SOURCE RECORDS >>
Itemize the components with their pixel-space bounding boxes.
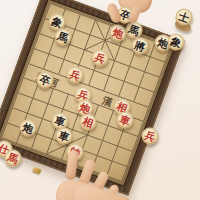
- board-clasp: [32, 167, 41, 174]
- photo-scene: 楚河 漢界 象馬卒馬將炮卒車車炮炮兵兵兵炮相相車兵帥士象仕馬: [0, 0, 200, 200]
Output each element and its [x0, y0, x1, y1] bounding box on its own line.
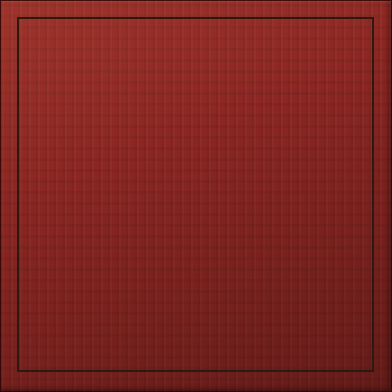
board: [17, 17, 374, 372]
file-labels: [17, 371, 374, 391]
chess-app: [0, 0, 392, 392]
rank-labels: [0, 17, 17, 372]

WRITTEN EXERCISE >> Gather every line in the records that contains the string "bounding" and copy each one.

EXERCISE RESULT >>
Itemize the components with their pixel-space bounding boxes.
Output each element and its [x0, y0, x1, y1] bounding box on its own line.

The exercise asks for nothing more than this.